→ **Görev A**
"Ellerini Seversin" başlıklı yazıya göre şu soruları cevapla:
(i) Yazı hangi tarihte yazılmış?
(ii) Geceleri hangi elini tutarsın?
(iii) Hediyeleri nasıl hazırlarsın?
→ **Görev B**
"Ellerini Seversin" başlıklı yazıyı "Aşık olunacak adamların" sözlerinden başlayıp "bilirsin. Ellerini seversin.." sözlerine kadar, bunlar da dahil, yeniden yaz. Bunu yaparken "cennet" kelimesini "gül" ile değiştir.
→ **Görev C**
"Ellerini Seversin" başlıklı yazıyı kaldığı yerden sürdür.

→ **Metin Parçası**
☆ ☆ ☆ ☆

16 Nisan 2015 Perşembe

Ellerini Seversin..

Aşık olunacak adamların güzel elleri olur. Avuç içlerini öpersin. Sana dokunur ve cennet kokar tenin. Güzel adamların Tanrı elleri olur. Avuçlarında sana bir dünya sunar sen ona kendi dünyanı.. Böyle başlar bazı hikayeler... Bir kapıdan girer, ellerine bakarsın. Düşünmeye gerek yoktur. O adamdır, bilirsin. Ellerini seversin..

Söylediklerini duymazsın, avuç içlerine bakarsın. Elini sımsıkı tutuşuna, saçını okşayışına, sarılışına, düşerken seni yakalayan, yaşlarını silen ellerine bakarsın. Sesi doğaçlama bir melodi gibidir. Dinlerken sallanırsın.. Geceleri solunda yatmasına alışırsın ve mutlaka sağ elini tutarsın. Ellerini koklarsın. Rüyalarının güzel kokmasını sağlarsın... Sabahları günaydın deyişiyle doğar güneş. Önce öpücüklerine gözlerini açarsın. İnanırsın o adama. Hayatında ki her şeyden, herkesten çok inanırsın. O ellerdir gitmene izin vermeyecek olanlar, güven duyarsın. Aşkın nasıl bir şey olduğunu hatırlarsın. Sonbahar hüzün kokmaz, kışın üşümezsin. Üzerinize yağarken karlar elini tutarsın. Sana bakar, güneşin tekrar doğar... Bazı adamlar hep ilkbaharı yaşatırlar.. Kanarsın. Bazen söylediklerinin masalcılığına göz yumar, yine kanarsın.. Duymaya ihtiyacın vardır. Başını birinin göğsüne yaslamasına ve bir ikindi vakti, dizlerinde uyuya kalmasına... Ne kadar süreceğini bilmez ve her anı ezberleyerek yaşarsın. Koşa koşa yaşarsın. Aklında kalmasın diye hiç bir şey sığdırmaya çalışırsın olan zamanına.. Pahalı hediyeler almaz, ellerinle hazırlarsın. Sana kurduğu hiç bir önemsiz cümleyi unutmaz, unutmadığın tüm detaylarla hazırlarsın onları... Karşılık beklemezsin çünkü karşılığı olur onun parlayan göz bebekleri. Bilirsin, o mutlu olacak ki, sen huzurla uyuyasın...

☆ ☆ ☆ ☆

Öğe konum listeleri
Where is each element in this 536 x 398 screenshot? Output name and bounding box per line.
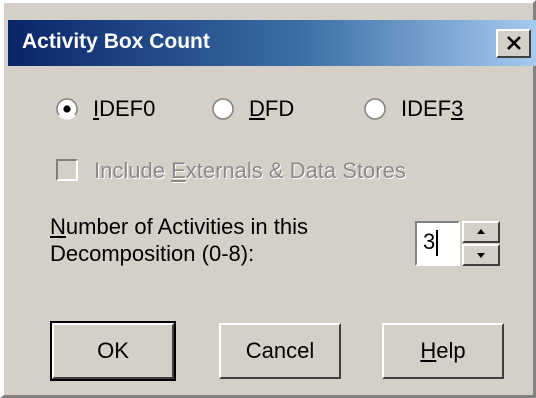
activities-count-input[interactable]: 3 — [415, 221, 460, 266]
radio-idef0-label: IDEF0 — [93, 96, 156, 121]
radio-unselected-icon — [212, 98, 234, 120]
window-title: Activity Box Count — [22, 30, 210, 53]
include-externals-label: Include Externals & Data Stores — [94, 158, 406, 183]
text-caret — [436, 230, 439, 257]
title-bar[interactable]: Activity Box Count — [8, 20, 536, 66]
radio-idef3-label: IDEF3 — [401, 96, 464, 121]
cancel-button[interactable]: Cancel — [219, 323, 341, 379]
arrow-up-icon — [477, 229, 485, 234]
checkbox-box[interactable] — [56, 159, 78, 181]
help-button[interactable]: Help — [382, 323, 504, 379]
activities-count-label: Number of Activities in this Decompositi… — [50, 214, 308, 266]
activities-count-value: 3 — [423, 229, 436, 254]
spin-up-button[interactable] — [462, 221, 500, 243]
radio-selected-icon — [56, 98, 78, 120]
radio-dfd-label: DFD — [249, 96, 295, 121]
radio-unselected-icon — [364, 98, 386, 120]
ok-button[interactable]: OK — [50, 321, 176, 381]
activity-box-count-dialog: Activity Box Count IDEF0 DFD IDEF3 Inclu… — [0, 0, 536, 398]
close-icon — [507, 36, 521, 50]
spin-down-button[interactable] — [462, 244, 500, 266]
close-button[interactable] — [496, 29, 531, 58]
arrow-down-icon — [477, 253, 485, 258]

☆ ☆ ☆ ☆

→ **Yazılı Cevap A**
(i) 16 Nisan 2015 Perşembe
(ii) Sağ elini
(iii) Pahalı hediyeler almaz, ellerinle hazırlarsın.

→ **Yazılı Cevap B**
Aşık olunacak adamların güzel elleri olur. Avuç içlerini öpersin. Sana dokunur ve gül kokar tenin. Güzel adamların Tanrı elleri olur. Avuçlarında sana bir dünya sunar sen ona kendi dünyanı.. Böyle başlar bazı hikayeler... Bir kapıdan girer, ellerine bakarsın. Düşünmeye gerek yoktur. O adamdır, bilirsin. Ellerini seversin..

→ **Yazılı Cevap C**
Zaman geçer ve sonu görünür bazen hikayelerin ve o adam da pekte Tanrı değildir aslında. Yanlış olduğunu bildiğin ve "asla" dediğin her şeyi yapmanın zamanıdır şimdi. Bir gece daha ve bir günaydın daha uğruna... Harcarsın ve harcatırsın. Zaman geriye aksın, aynı adam olsun diye dualar edersin. Üstelik bunu yaparken hıçkırarak ağlarsın ve nefesin kesilene kadar ağladığının farkına varmazsın. En sevdiğinle sınanırsın. Ne kendini affedebilirsin, ne onu. Tüketirsin ve tükettiğinden çok tükenirsin. O eller -ki sen öpmeye doyamaz, uyurken bile bırakmazdın- ihanet eder önce sana.. Anlam veremezsin artık farklı kokmasına. Gece rüyalarına kabus olmasını anlamlandıramazsın. Canını yakmasına, dokunduğu her yerde bir yara izi bırakmasına... Melodi olan sesine tahammül edemez bir hale gelirsin biraz daha sonra. Tek bir cümlesini unutmayan sen, cümlelerine tahammül edemezsin artık. Ne söylediğinin bir önemi kalmaz. O adamın da bir ölüden farkı...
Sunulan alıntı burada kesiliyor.